Go through the records underneath and write each one out again exactly.

Available data:
** Start **

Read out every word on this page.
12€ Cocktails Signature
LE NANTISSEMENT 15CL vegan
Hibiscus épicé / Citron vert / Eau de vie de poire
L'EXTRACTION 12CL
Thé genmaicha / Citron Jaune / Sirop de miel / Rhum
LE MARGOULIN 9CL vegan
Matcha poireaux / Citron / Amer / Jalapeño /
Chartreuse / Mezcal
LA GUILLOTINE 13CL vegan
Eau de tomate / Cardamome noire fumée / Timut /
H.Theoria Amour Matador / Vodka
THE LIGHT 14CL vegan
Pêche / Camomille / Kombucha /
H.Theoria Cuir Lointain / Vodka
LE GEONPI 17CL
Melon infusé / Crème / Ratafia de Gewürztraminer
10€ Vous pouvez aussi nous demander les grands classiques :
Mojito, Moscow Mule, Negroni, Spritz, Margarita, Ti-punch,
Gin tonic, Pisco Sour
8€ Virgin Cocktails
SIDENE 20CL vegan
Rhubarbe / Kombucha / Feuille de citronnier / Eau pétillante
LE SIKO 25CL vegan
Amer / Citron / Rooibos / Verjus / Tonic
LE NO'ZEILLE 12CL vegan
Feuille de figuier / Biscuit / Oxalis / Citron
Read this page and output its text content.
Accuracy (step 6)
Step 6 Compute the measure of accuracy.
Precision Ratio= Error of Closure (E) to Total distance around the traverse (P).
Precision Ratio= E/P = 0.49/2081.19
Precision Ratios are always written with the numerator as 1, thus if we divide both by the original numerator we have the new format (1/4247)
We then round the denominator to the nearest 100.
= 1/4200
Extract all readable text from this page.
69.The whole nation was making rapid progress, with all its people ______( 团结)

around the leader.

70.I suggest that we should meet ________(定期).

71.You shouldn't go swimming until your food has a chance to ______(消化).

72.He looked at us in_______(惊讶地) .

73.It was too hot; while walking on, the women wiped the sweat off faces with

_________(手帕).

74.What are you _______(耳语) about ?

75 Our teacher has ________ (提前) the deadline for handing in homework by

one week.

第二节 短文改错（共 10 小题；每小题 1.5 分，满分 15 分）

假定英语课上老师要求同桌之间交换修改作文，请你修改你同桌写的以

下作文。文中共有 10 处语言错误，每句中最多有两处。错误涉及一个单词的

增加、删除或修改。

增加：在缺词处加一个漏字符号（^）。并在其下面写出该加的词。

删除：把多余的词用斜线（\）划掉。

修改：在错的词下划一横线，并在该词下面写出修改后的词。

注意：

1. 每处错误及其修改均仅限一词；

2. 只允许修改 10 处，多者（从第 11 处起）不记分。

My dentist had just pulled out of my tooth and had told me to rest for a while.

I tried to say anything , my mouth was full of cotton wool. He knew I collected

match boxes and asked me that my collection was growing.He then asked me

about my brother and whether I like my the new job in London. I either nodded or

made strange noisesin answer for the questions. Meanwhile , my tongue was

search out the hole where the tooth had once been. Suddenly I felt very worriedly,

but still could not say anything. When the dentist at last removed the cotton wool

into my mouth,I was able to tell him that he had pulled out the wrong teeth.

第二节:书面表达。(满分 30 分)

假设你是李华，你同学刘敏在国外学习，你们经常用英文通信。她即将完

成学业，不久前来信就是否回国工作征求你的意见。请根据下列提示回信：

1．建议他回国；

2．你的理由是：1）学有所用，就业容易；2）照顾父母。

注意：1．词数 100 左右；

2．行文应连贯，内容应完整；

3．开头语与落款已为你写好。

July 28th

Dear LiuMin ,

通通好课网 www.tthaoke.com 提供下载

** End **

Written response:
Read out every word on this page.
12€ Cocktails Signature
LE NANTISSEMENT 15CL vegan
Hibiscus épicé / Citron vert / Eau de vie de poire
L'EXTRACTION 12CL
Thé genmaicha / Citron Jaune / Sirop de miel / Rhum
LE MARGOULIN 9CL vegan
Matcha poireaux / Citron / Amer / Jalapeño /
Chartreuse / Mezcal
LA GUILLOTINE 13CL vegan
Eau de tomate / Cardamome noire fumée / Timut /
H.Theoria Amour Matador / Vodka
THE LIGHT 14CL vegan
Pêche / Camomille / Kombucha /
H.Theoria Cuir Lointain / Vodka
LE GEONPI 17CL
Melon infusé / Crème / Ratafia de Gewürztraminer
10€ Vous pouvez aussi nous demander les grands classiques :
Mojito, Moscow Mule, Negroni, Spritz, Margarita, Ti-punch,
Gin tonic, Pisco Sour
8€ Virgin Cocktails
SIDENE 20CL vegan
Rhubarbe / Kombucha / Feuille de citronnier / Eau pétillante
LE SIKO 25CL vegan
Amer / Citron / Rooibos / Verjus / Tonic
LE NO'ZEILLE 12CL vegan
Feuille de figuier / Biscuit / Oxalis / Citron
Read this page and output its text content.
Accuracy (step 6)
Step 6 Compute the measure of accuracy.
Precision Ratio= Error of Closure (E) to Total distance around the traverse (P).
Precision Ratio= E/P = 0.49/2081.19
Precision Ratios are always written with the numerator as 1, thus if we divide both by the original numerator we have the new format (1/4247)
We then round the denominator to the nearest 100.
= 1/4200
Extract all readable text from this page.
69.The whole nation was making rapid progress, with all its people ______( 团结)

around the leader.

70.I suggest that we should meet ________(定期).

71.You shouldn't go swimming until your food has a chance to ______(消化).

72.He looked at us in_______(惊讶地) .

73.It was too hot; while walking on, the women wiped the sweat off faces with

_________(手帕).

74.What are you _______(耳语) about ?

75 Our teacher has ________ (提前) the deadline for handing in homework by

one week.

第二节 短文改错（共 10 小题；每小题 1.5 分，满分 15 分）

假定英语课上老师要求同桌之间交换修改作文，请你修改你同桌写的以

下作文。文中共有 10 处语言错误，每句中最多有两处。错误涉及一个单词的

增加、删除或修改。

增加：在缺词处加一个漏字符号（^）。并在其下面写出该加的词。

删除：把多余的词用斜线（\）划掉。

修改：在错的词下划一横线，并在该词下面写出修改后的词。

注意：

1. 每处错误及其修改均仅限一词；

2. 只允许修改 10 处，多者（从第 11 处起）不记分。

My dentist had just pulled out of my tooth and had told me to rest for a while.

I tried to say anything , my mouth was full of cotton wool. He knew I collected

match boxes and asked me that my collection was growing.He then asked me

about my brother and whether I like my the new job in London. I either nodded or

made strange noisesin answer for the questions. Meanwhile , my tongue was

search out the hole where the tooth had once been. Suddenly I felt very worriedly,

but still could not say anything. When the dentist at last removed the cotton wool

into my mouth,I was able to tell him that he had pulled out the wrong teeth.

第二节:书面表达。(满分 30 分)

假设你是李华，你同学刘敏在国外学习，你们经常用英文通信。她即将完

成学业，不久前来信就是否回国工作征求你的意见。请根据下列提示回信：

1．建议他回国；

2．你的理由是：1）学有所用，就业容易；2）照顾父母。

注意：1．词数 100 左右；

2．行文应连贯，内容应完整；

3．开头语与落款已为你写好。

July 28th

Dear LiuMin ,

通通好课网 www.tthaoke.com 提供下载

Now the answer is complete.